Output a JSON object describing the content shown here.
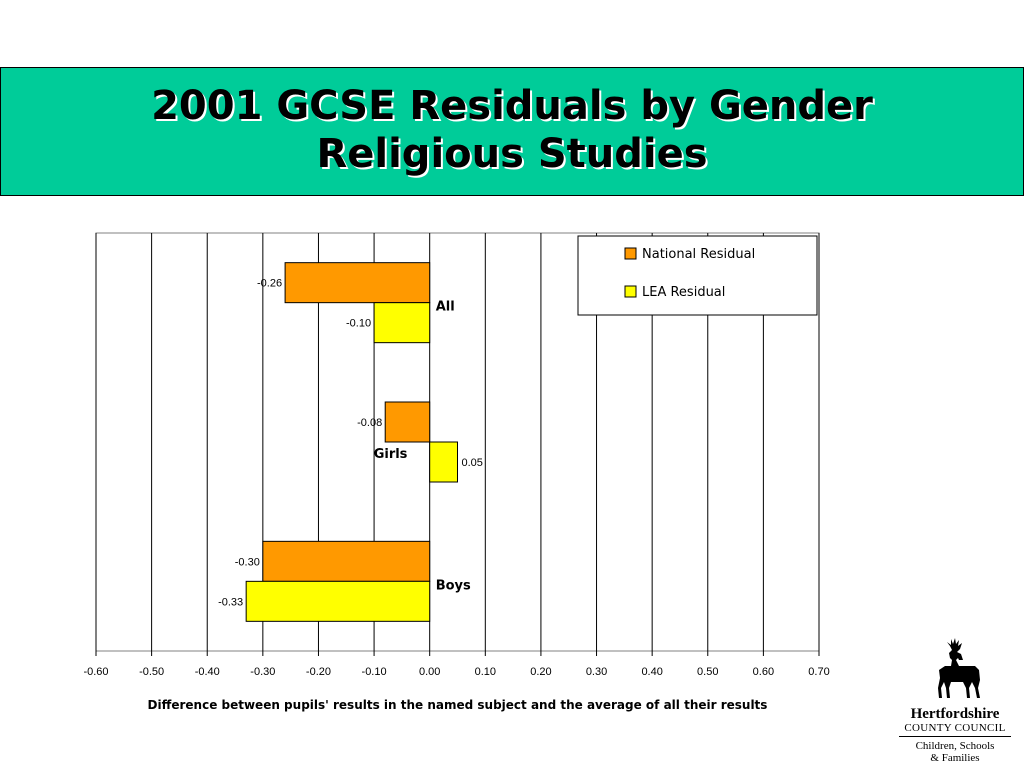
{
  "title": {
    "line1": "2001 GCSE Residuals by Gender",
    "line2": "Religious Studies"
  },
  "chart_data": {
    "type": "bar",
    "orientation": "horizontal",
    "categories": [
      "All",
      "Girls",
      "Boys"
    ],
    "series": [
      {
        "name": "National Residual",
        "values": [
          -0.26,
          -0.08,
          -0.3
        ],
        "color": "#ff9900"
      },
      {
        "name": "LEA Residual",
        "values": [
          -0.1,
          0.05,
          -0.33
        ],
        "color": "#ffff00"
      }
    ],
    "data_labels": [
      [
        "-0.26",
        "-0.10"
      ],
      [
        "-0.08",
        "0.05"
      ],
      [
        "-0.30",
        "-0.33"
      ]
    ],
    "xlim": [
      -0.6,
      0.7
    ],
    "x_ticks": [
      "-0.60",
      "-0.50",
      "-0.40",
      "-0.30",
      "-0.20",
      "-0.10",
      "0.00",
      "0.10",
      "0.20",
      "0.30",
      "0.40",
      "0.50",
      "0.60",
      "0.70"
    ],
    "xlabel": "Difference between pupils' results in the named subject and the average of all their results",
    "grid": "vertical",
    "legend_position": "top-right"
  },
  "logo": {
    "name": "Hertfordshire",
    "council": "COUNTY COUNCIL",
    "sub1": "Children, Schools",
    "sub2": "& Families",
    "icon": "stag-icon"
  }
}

------------------------------

### Written problem
Reproduce the data above in full, exactly as it is, with the pictures left out.

### The output
Output a JSON object describing the content shown here.
{
  "title": {
    "line1": "2001 GCSE Residuals by Gender",
    "line2": "Religious Studies"
  },
  "chart_data": {
    "type": "bar",
    "orientation": "horizontal",
    "categories": [
      "All",
      "Girls",
      "Boys"
    ],
    "series": [
      {
        "name": "National Residual",
        "values": [
          -0.26,
          -0.08,
          -0.3
        ],
        "color": "#ff9900"
      },
      {
        "name": "LEA Residual",
        "values": [
          -0.1,
          0.05,
          -0.33
        ],
        "color": "#ffff00"
      }
    ],
    "data_labels": [
      [
        "-0.26",
        "-0.10"
      ],
      [
        "-0.08",
        "0.05"
      ],
      [
        "-0.30",
        "-0.33"
      ]
    ],
    "xlim": [
      -0.6,
      0.7
    ],
    "x_ticks": [
      "-0.60",
      "-0.50",
      "-0.40",
      "-0.30",
      "-0.20",
      "-0.10",
      "0.00",
      "0.10",
      "0.20",
      "0.30",
      "0.40",
      "0.50",
      "0.60",
      "0.70"
    ],
    "xlabel": "Difference between pupils' results in the named subject and the average of all their results",
    "grid": "vertical",
    "legend_position": "top-right"
  },
  "logo": {
    "name": "Hertfordshire",
    "council": "COUNTY COUNCIL",
    "sub1": "Children, Schools",
    "sub2": "& Families",
    "icon": "stag-icon"
  }
}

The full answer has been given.